# WRITTEN TASK:
Write out all the data again, exactly as it stands.

# MATERIAL PROVIDED:
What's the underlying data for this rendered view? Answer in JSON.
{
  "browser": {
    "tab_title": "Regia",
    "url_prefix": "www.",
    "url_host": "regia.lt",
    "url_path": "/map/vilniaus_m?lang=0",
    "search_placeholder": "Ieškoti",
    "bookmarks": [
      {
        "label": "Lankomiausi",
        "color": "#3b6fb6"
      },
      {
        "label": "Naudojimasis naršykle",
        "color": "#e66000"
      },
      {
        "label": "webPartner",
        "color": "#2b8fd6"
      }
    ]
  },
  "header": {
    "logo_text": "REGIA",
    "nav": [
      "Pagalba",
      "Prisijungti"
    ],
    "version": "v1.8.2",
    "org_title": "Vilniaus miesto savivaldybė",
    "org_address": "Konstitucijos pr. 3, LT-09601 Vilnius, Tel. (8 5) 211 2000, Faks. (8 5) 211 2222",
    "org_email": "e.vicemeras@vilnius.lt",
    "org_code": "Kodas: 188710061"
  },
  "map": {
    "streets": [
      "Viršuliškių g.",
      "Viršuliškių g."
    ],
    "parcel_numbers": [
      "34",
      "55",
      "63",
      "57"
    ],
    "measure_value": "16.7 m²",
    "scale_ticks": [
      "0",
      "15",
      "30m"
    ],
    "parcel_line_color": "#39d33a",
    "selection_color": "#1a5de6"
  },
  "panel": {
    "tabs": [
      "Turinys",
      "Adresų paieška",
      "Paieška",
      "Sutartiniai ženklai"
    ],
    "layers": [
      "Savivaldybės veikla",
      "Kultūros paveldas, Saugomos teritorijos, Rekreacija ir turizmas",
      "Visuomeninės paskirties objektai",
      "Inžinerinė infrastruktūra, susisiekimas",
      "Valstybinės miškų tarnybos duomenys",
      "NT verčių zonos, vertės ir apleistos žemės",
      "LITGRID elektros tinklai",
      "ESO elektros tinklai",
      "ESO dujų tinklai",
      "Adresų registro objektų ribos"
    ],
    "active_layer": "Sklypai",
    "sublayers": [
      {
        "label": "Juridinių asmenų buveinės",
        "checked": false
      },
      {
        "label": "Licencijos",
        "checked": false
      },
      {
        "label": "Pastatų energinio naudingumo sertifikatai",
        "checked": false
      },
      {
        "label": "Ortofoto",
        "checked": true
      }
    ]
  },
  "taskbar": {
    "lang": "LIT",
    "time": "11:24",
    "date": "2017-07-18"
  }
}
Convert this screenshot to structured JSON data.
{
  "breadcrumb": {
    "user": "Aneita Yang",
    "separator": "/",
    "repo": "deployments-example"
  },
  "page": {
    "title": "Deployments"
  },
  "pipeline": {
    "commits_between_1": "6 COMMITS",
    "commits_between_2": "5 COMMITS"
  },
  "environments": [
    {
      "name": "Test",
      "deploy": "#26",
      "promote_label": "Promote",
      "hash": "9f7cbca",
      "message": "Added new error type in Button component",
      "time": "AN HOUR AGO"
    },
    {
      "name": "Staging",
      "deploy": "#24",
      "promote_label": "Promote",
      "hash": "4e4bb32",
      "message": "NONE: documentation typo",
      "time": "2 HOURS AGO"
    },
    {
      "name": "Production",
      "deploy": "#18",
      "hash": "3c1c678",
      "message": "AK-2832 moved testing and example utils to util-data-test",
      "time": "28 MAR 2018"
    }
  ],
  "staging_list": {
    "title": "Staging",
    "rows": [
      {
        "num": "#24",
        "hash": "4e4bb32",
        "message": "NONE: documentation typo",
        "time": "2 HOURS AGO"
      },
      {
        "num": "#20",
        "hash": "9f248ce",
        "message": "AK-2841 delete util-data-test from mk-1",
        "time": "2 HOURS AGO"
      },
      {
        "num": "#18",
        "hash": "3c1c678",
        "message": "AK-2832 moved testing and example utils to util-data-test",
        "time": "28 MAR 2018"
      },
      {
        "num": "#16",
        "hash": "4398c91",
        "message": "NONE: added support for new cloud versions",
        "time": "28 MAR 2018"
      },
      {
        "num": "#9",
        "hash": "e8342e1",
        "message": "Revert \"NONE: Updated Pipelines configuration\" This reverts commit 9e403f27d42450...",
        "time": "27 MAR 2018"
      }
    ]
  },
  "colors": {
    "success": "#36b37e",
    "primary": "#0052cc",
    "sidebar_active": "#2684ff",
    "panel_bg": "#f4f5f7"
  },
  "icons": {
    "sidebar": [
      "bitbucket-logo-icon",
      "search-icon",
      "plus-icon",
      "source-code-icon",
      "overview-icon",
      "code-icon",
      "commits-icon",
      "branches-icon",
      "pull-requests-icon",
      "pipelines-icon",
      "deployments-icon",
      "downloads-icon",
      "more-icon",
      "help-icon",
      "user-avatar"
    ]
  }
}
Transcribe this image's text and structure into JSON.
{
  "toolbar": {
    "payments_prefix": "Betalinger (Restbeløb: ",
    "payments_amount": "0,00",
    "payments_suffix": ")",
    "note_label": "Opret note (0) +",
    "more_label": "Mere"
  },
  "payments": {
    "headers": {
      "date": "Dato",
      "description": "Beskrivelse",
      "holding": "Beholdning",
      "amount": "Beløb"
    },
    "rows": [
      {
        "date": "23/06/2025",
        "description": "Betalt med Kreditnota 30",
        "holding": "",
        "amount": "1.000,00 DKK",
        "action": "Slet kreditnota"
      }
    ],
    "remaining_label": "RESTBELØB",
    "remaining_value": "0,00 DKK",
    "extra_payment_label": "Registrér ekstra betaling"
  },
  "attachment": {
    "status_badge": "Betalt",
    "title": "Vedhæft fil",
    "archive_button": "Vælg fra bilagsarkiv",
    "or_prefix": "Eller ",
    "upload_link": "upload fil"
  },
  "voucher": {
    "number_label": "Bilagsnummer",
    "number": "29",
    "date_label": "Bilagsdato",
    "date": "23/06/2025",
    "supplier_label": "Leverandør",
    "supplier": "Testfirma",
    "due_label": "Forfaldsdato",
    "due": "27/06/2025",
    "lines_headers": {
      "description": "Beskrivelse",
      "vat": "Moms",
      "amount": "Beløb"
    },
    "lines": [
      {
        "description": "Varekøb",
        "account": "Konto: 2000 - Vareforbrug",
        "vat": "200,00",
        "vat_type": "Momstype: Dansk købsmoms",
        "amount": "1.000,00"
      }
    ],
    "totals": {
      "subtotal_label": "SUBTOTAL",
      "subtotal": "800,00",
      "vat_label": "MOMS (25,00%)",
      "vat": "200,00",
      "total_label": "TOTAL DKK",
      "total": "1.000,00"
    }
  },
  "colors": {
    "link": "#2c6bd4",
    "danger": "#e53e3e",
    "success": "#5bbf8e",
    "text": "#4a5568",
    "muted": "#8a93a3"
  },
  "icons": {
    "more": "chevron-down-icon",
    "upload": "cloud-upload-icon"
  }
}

# EXERCISE RESULT:
What's the underlying data for this rendered view? Answer in JSON.
{
  "browser": {
    "tab_title": "Regia",
    "url_prefix": "www.",
    "url_host": "regia.lt",
    "url_path": "/map/vilniaus_m?lang=0",
    "search_placeholder": "Ieškoti",
    "bookmarks": [
      {
        "label": "Lankomiausi",
        "color": "#3b6fb6"
      },
      {
        "label": "Naudojimasis naršykle",
        "color": "#e66000"
      },
      {
        "label": "webPartner",
        "color": "#2b8fd6"
      }
    ]
  },
  "header": {
    "logo_text": "REGIA",
    "nav": [
      "Pagalba",
      "Prisijungti"
    ],
    "version": "v1.8.2",
    "org_title": "Vilniaus miesto savivaldybė",
    "org_address": "Konstitucijos pr. 3, LT-09601 Vilnius, Tel. (8 5) 211 2000, Faks. (8 5) 211 2222",
    "org_email": "e.vicemeras@vilnius.lt",
    "org_code": "Kodas: 188710061"
  },
  "map": {
    "streets": [
      "Viršuliškių g.",
      "Viršuliškių g."
    ],
    "parcel_numbers": [
      "34",
      "55",
      "63",
      "57"
    ],
    "measure_value": "16.7 m²",
    "scale_ticks": [
      "0",
      "15",
      "30m"
    ],
    "parcel_line_color": "#39d33a",
    "selection_color": "#1a5de6"
  },
  "panel": {
    "tabs": [
      "Turinys",
      "Adresų paieška",
      "Paieška",
      "Sutartiniai ženklai"
    ],
    "layers": [
      "Savivaldybės veikla",
      "Kultūros paveldas, Saugomos teritorijos, Rekreacija ir turizmas",
      "Visuomeninės paskirties objektai",
      "Inžinerinė infrastruktūra, susisiekimas",
      "Valstybinės miškų tarnybos duomenys",
      "NT verčių zonos, vertės ir apleistos žemės",
      "LITGRID elektros tinklai",
      "ESO elektros tinklai",
      "ESO dujų tinklai",
      "Adresų registro objektų ribos"
    ],
    "active_layer": "Sklypai",
    "sublayers": [
      {
        "label": "Juridinių asmenų buveinės",
        "checked": false
      },
      {
        "label": "Licencijos",
        "checked": false
      },
      {
        "label": "Pastatų energinio naudingumo sertifikatai",
        "checked": false
      },
      {
        "label": "Ortofoto",
        "checked": true
      }
    ]
  },
  "taskbar": {
    "lang": "LIT",
    "time": "11:24",
    "date": "2017-07-18"
  }
}
Convert this screenshot to structured JSON data.
{
  "breadcrumb": {
    "user": "Aneita Yang",
    "separator": "/",
    "repo": "deployments-example"
  },
  "page": {
    "title": "Deployments"
  },
  "pipeline": {
    "commits_between_1": "6 COMMITS",
    "commits_between_2": "5 COMMITS"
  },
  "environments": [
    {
      "name": "Test",
      "deploy": "#26",
      "promote_label": "Promote",
      "hash": "9f7cbca",
      "message": "Added new error type in Button component",
      "time": "AN HOUR AGO"
    },
    {
      "name": "Staging",
      "deploy": "#24",
      "promote_label": "Promote",
      "hash": "4e4bb32",
      "message": "NONE: documentation typo",
      "time": "2 HOURS AGO"
    },
    {
      "name": "Production",
      "deploy": "#18",
      "hash": "3c1c678",
      "message": "AK-2832 moved testing and example utils to util-data-test",
      "time": "28 MAR 2018"
    }
  ],
  "staging_list": {
    "title": "Staging",
    "rows": [
      {
        "num": "#24",
        "hash": "4e4bb32",
        "message": "NONE: documentation typo",
        "time": "2 HOURS AGO"
      },
      {
        "num": "#20",
        "hash": "9f248ce",
        "message": "AK-2841 delete util-data-test from mk-1",
        "time": "2 HOURS AGO"
      },
      {
        "num": "#18",
        "hash": "3c1c678",
        "message": "AK-2832 moved testing and example utils to util-data-test",
        "time": "28 MAR 2018"
      },
      {
        "num": "#16",
        "hash": "4398c91",
        "message": "NONE: added support for new cloud versions",
        "time": "28 MAR 2018"
      },
      {
        "num": "#9",
        "hash": "e8342e1",
        "message": "Revert \"NONE: Updated Pipelines configuration\" This reverts commit 9e403f27d42450...",
        "time": "27 MAR 2018"
      }
    ]
  },
  "colors": {
    "success": "#36b37e",
    "primary": "#0052cc",
    "sidebar_active": "#2684ff",
    "panel_bg": "#f4f5f7"
  },
  "icons": {
    "sidebar": [
      "bitbucket-logo-icon",
      "search-icon",
      "plus-icon",
      "source-code-icon",
      "overview-icon",
      "code-icon",
      "commits-icon",
      "branches-icon",
      "pull-requests-icon",
      "pipelines-icon",
      "deployments-icon",
      "downloads-icon",
      "more-icon",
      "help-icon",
      "user-avatar"
    ]
  }
}
Transcribe this image's text and structure into JSON.
{
  "toolbar": {
    "payments_prefix": "Betalinger (Restbeløb: ",
    "payments_amount": "0,00",
    "payments_suffix": ")",
    "note_label": "Opret note (0) +",
    "more_label": "Mere"
  },
  "payments": {
    "headers": {
      "date": "Dato",
      "description": "Beskrivelse",
      "holding": "Beholdning",
      "amount": "Beløb"
    },
    "rows": [
      {
        "date": "23/06/2025",
        "description": "Betalt med Kreditnota 30",
        "holding": "",
        "amount": "1.000,00 DKK",
        "action": "Slet kreditnota"
      }
    ],
    "remaining_label": "RESTBELØB",
    "remaining_value": "0,00 DKK",
    "extra_payment_label": "Registrér ekstra betaling"
  },
  "attachment": {
    "status_badge": "Betalt",
    "title": "Vedhæft fil",
    "archive_button": "Vælg fra bilagsarkiv",
    "or_prefix": "Eller ",
    "upload_link": "upload fil"
  },
  "voucher": {
    "number_label": "Bilagsnummer",
    "number": "29",
    "date_label": "Bilagsdato",
    "date": "23/06/2025",
    "supplier_label": "Leverandør",
    "supplier": "Testfirma",
    "due_label": "Forfaldsdato",
    "due": "27/06/2025",
    "lines_headers": {
      "description": "Beskrivelse",
      "vat": "Moms",
      "amount": "Beløb"
    },
    "lines": [
      {
        "description": "Varekøb",
        "account": "Konto: 2000 - Vareforbrug",
        "vat": "200,00",
        "vat_type": "Momstype: Dansk købsmoms",
        "amount": "1.000,00"
      }
    ],
    "totals": {
      "subtotal_label": "SUBTOTAL",
      "subtotal": "800,00",
      "vat_label": "MOMS (25,00%)",
      "vat": "200,00",
      "total_label": "TOTAL DKK",
      "total": "1.000,00"
    }
  },
  "colors": {
    "link": "#2c6bd4",
    "danger": "#e53e3e",
    "success": "#5bbf8e",
    "text": "#4a5568",
    "muted": "#8a93a3"
  },
  "icons": {
    "more": "chevron-down-icon",
    "upload": "cloud-upload-icon"
  }
}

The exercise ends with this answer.